-- DIRECTIONS FOR THIS TASK --
Could you copy every line from the material below in which "Servers" appears?

(Dataset items)
┄┄┄┄┄┄

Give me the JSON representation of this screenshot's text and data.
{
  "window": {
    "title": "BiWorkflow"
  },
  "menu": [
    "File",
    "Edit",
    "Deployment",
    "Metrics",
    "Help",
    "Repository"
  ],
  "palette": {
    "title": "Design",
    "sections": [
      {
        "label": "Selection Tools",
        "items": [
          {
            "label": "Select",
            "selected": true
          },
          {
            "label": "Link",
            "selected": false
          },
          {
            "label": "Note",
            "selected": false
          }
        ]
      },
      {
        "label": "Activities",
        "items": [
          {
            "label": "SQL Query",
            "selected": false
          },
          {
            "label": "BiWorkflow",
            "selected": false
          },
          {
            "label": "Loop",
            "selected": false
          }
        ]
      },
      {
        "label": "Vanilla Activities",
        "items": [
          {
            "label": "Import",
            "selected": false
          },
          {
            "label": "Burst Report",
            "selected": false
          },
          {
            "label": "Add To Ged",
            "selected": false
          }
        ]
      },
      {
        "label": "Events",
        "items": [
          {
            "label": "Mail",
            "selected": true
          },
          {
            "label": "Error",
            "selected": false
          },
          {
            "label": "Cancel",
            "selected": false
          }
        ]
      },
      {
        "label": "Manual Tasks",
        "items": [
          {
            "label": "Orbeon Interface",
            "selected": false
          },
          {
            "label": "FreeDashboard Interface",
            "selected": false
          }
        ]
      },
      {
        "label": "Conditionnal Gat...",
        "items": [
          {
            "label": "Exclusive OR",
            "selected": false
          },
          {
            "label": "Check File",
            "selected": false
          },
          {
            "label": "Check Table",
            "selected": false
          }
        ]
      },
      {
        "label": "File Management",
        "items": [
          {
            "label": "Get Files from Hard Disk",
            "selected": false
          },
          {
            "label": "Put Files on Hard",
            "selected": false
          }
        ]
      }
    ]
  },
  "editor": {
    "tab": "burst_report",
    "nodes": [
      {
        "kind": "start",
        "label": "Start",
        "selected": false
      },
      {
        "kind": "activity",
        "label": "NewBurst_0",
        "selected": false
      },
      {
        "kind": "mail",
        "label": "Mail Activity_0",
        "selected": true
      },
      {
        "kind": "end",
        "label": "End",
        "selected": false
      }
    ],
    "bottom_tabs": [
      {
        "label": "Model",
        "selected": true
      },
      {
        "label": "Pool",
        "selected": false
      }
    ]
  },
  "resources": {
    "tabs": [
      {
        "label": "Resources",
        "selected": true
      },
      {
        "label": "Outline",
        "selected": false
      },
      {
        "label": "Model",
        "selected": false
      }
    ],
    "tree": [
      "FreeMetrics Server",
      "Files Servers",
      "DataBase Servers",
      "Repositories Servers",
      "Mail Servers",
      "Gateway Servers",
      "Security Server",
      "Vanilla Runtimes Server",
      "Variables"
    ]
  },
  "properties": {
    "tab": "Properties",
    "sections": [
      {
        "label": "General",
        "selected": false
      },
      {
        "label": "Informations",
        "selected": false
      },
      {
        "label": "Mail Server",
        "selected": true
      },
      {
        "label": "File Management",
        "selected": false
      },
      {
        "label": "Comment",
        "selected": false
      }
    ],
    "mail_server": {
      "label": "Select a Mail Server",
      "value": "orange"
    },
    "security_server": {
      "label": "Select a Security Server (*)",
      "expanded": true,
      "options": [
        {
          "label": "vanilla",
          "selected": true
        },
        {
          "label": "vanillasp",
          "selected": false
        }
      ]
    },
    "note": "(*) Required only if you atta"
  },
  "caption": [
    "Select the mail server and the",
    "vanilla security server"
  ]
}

┄┄┄┄┄┄

-- EXERCISE OUTPUT --
      "Files Servers",
      "DataBase Servers",
      "Repositories Servers",
      "Mail Servers",
      "Gateway Servers",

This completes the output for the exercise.